» Problem to work on:
From the entries below, pull out each line where "name" appears.

» Dataset records:
★ ★ ★
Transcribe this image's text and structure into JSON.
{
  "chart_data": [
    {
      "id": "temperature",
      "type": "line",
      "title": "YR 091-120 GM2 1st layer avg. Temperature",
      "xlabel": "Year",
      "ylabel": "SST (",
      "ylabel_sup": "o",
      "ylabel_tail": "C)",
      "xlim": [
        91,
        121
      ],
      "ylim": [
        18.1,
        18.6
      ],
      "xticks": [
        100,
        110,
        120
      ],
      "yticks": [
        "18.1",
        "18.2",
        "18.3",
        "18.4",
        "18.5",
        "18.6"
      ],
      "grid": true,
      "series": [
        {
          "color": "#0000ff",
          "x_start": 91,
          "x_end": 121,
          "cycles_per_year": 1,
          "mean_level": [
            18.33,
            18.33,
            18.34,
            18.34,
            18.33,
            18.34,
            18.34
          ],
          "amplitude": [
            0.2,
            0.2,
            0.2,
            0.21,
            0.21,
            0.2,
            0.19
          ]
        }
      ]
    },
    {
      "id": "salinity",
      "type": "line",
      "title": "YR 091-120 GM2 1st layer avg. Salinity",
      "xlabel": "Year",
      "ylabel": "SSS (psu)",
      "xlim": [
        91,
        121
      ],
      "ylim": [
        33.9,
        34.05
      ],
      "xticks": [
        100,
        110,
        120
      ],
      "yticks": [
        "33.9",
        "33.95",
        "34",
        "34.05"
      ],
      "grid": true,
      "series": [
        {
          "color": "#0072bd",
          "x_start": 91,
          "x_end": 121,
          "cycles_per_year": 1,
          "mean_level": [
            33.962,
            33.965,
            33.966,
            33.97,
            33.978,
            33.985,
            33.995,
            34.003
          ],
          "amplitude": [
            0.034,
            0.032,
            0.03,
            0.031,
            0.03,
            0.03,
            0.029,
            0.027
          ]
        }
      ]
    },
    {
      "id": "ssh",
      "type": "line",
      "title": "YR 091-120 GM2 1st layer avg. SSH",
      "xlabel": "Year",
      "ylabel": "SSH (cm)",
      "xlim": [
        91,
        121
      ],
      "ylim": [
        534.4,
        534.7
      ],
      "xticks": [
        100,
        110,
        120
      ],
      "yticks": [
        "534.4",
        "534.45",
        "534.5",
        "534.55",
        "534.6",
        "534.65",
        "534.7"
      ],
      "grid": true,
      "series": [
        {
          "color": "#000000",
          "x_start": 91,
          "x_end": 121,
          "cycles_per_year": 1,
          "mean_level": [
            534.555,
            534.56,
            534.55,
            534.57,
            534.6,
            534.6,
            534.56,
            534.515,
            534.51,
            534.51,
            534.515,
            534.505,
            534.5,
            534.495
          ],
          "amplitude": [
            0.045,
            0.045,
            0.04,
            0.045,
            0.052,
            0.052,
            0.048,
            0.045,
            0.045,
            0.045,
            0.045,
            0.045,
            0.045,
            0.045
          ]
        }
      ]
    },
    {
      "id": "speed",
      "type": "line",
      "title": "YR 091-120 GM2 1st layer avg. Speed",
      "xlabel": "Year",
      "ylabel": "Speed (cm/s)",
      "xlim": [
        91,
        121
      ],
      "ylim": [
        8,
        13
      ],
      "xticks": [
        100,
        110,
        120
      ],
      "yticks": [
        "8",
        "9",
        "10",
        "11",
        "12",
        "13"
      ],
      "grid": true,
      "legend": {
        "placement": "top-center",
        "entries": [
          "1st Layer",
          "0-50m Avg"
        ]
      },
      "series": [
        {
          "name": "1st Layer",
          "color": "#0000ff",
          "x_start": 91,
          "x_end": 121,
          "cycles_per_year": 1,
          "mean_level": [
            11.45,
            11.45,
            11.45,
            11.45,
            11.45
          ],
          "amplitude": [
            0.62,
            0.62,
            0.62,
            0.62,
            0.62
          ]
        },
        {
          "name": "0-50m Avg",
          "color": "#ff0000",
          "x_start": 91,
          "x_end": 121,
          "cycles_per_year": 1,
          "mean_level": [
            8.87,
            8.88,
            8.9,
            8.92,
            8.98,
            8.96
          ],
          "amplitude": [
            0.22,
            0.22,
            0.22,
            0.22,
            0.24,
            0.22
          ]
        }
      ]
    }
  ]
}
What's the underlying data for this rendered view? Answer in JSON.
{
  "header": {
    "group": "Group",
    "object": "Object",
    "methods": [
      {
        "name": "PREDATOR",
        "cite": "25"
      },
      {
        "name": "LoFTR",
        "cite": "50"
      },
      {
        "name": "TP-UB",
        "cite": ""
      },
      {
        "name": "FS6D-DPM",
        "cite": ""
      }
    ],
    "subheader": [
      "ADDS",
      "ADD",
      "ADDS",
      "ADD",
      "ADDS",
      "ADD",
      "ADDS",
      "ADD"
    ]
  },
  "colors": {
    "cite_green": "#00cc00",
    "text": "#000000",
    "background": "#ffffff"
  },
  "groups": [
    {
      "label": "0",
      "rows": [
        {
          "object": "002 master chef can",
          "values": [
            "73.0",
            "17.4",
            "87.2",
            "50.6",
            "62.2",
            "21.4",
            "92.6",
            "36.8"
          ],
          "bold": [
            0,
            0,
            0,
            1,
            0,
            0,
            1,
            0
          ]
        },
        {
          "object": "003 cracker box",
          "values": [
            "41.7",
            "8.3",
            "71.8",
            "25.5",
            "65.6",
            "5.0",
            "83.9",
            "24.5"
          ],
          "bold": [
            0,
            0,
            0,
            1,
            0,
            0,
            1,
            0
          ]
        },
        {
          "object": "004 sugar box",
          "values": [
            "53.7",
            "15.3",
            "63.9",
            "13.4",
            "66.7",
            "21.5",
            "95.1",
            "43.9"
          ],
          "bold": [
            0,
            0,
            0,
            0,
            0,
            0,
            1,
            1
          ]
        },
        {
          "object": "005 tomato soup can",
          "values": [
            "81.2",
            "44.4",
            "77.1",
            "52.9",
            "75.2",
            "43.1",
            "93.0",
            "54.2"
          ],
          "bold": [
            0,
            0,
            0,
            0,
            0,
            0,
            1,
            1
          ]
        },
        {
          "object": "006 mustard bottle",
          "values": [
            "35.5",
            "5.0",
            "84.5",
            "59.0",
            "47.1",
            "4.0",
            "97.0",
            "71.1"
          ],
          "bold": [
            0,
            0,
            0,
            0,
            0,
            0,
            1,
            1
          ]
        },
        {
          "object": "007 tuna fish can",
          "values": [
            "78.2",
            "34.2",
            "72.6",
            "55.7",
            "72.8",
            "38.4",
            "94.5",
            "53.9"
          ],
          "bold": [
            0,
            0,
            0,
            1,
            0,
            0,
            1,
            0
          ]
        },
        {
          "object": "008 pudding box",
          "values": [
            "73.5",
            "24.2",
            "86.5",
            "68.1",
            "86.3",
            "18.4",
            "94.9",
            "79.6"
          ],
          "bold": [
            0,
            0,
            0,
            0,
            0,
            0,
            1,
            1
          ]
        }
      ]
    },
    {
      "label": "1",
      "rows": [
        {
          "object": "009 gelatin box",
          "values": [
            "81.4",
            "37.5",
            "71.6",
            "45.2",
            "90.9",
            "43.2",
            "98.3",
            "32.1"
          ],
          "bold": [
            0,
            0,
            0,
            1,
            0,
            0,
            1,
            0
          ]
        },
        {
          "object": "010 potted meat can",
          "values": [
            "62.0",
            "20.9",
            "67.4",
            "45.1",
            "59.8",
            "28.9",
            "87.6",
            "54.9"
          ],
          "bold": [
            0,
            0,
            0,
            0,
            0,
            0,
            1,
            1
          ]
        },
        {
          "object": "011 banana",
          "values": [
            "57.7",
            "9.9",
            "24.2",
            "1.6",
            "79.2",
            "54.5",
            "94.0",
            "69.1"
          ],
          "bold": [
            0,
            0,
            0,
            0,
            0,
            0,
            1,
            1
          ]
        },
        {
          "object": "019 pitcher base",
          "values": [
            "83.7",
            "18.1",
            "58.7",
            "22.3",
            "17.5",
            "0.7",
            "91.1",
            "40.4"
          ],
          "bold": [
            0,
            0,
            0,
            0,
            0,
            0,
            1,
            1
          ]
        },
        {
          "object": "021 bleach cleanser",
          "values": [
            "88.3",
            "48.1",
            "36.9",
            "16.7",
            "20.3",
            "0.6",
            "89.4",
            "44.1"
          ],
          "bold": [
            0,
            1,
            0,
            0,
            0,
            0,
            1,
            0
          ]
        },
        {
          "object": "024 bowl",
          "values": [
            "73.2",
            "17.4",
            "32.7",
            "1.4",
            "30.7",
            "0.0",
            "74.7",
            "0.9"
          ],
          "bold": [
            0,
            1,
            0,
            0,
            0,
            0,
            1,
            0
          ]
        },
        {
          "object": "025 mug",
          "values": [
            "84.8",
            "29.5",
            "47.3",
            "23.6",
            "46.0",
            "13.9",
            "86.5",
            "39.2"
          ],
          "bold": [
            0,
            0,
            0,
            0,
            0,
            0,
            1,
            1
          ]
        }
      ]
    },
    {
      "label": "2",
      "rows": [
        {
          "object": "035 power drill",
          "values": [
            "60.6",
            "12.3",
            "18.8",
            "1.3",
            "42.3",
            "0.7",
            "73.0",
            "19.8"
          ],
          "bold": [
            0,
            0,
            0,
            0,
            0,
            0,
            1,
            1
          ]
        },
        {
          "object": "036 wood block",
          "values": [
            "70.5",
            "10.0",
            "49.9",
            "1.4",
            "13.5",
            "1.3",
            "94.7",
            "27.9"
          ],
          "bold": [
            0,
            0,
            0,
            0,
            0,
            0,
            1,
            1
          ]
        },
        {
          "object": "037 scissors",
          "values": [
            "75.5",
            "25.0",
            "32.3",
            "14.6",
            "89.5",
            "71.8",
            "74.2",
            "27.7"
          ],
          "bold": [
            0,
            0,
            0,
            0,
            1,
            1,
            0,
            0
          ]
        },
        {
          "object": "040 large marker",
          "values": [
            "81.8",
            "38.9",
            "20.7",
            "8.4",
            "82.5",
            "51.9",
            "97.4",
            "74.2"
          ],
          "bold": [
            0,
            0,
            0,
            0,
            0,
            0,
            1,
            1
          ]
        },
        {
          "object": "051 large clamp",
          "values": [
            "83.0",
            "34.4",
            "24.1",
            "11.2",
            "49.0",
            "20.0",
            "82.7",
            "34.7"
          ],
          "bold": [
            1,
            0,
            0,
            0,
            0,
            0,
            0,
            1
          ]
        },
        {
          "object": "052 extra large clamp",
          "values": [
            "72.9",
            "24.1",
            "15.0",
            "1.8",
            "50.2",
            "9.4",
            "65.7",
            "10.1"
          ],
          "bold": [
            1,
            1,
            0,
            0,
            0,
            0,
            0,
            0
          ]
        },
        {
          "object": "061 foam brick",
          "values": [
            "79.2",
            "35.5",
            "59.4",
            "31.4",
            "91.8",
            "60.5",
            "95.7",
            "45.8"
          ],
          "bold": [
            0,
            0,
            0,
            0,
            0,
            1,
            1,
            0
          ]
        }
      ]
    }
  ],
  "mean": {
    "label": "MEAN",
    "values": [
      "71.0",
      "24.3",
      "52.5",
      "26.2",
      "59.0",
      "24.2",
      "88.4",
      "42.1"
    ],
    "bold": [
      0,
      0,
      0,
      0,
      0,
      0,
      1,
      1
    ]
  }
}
★ ★ ★
» Task output:
          "name": "1st Layer",
          "name": "0-50m Avg",
        "name": "PREDATOR",
        "name": "LoFTR",
        "name": "TP-UB",
        "name": "FS6D-DPM",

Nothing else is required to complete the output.